## REQUEST
Your task is to output the data exactly as it stands.

>> start EXTRACTED MATERIAL

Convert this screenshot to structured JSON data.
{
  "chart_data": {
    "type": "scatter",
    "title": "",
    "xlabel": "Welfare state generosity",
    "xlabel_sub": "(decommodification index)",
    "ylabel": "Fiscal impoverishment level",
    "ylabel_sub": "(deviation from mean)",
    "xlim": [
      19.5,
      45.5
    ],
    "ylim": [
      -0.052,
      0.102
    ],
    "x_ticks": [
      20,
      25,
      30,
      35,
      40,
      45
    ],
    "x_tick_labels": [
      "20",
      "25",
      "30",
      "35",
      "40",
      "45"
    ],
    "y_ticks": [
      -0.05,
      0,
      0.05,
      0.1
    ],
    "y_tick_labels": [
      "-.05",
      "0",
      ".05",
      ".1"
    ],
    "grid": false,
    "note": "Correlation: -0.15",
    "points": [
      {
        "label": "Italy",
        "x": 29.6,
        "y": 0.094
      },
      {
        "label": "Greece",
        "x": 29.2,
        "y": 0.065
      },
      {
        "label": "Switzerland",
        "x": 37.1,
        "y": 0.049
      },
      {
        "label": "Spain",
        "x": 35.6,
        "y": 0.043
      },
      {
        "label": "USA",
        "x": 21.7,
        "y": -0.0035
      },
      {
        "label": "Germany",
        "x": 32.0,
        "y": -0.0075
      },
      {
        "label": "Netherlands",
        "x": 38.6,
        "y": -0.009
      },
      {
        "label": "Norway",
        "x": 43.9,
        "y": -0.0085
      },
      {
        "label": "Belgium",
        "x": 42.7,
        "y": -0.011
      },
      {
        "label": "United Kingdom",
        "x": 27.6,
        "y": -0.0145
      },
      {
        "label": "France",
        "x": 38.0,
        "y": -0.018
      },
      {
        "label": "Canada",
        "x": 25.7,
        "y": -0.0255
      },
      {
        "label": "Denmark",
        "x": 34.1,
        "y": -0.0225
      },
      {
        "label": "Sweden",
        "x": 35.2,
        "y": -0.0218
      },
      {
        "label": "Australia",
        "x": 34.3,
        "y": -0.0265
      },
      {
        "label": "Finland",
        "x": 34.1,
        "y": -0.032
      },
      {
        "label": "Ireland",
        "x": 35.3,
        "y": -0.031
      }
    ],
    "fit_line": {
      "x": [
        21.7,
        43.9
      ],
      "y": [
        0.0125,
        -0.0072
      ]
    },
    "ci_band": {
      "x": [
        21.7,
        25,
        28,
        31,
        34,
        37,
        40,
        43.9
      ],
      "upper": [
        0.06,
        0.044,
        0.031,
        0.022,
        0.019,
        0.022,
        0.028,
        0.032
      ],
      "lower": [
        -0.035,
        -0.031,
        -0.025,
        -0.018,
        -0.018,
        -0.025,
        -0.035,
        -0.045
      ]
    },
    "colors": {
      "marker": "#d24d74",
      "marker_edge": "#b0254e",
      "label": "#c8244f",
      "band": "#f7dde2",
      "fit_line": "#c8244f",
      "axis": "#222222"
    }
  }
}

>> end EXTRACTED MATERIAL

## EXERCISE RESULT
Convert this screenshot to structured JSON data.
{
  "chart_data": {
    "type": "scatter",
    "title": "",
    "xlabel": "Welfare state generosity",
    "xlabel_sub": "(decommodification index)",
    "ylabel": "Fiscal impoverishment level",
    "ylabel_sub": "(deviation from mean)",
    "xlim": [
      19.5,
      45.5
    ],
    "ylim": [
      -0.052,
      0.102
    ],
    "x_ticks": [
      20,
      25,
      30,
      35,
      40,
      45
    ],
    "x_tick_labels": [
      "20",
      "25",
      "30",
      "35",
      "40",
      "45"
    ],
    "y_ticks": [
      -0.05,
      0,
      0.05,
      0.1
    ],
    "y_tick_labels": [
      "-.05",
      "0",
      ".05",
      ".1"
    ],
    "grid": false,
    "note": "Correlation: -0.15",
    "points": [
      {
        "label": "Italy",
        "x": 29.6,
        "y": 0.094
      },
      {
        "label": "Greece",
        "x": 29.2,
        "y": 0.065
      },
      {
        "label": "Switzerland",
        "x": 37.1,
        "y": 0.049
      },
      {
        "label": "Spain",
        "x": 35.6,
        "y": 0.043
      },
      {
        "label": "USA",
        "x": 21.7,
        "y": -0.0035
      },
      {
        "label": "Germany",
        "x": 32.0,
        "y": -0.0075
      },
      {
        "label": "Netherlands",
        "x": 38.6,
        "y": -0.009
      },
      {
        "label": "Norway",
        "x": 43.9,
        "y": -0.0085
      },
      {
        "label": "Belgium",
        "x": 42.7,
        "y": -0.011
      },
      {
        "label": "United Kingdom",
        "x": 27.6,
        "y": -0.0145
      },
      {
        "label": "France",
        "x": 38.0,
        "y": -0.018
      },
      {
        "label": "Canada",
        "x": 25.7,
        "y": -0.0255
      },
      {
        "label": "Denmark",
        "x": 34.1,
        "y": -0.0225
      },
      {
        "label": "Sweden",
        "x": 35.2,
        "y": -0.0218
      },
      {
        "label": "Australia",
        "x": 34.3,
        "y": -0.0265
      },
      {
        "label": "Finland",
        "x": 34.1,
        "y": -0.032
      },
      {
        "label": "Ireland",
        "x": 35.3,
        "y": -0.031
      }
    ],
    "fit_line": {
      "x": [
        21.7,
        43.9
      ],
      "y": [
        0.0125,
        -0.0072
      ]
    },
    "ci_band": {
      "x": [
        21.7,
        25,
        28,
        31,
        34,
        37,
        40,
        43.9
      ],
      "upper": [
        0.06,
        0.044,
        0.031,
        0.022,
        0.019,
        0.022,
        0.028,
        0.032
      ],
      "lower": [
        -0.035,
        -0.031,
        -0.025,
        -0.018,
        -0.018,
        -0.025,
        -0.035,
        -0.045
      ]
    },
    "colors": {
      "marker": "#d24d74",
      "marker_edge": "#b0254e",
      "label": "#c8244f",
      "band": "#f7dde2",
      "fit_line": "#c8244f",
      "axis": "#222222"
    }
  }
}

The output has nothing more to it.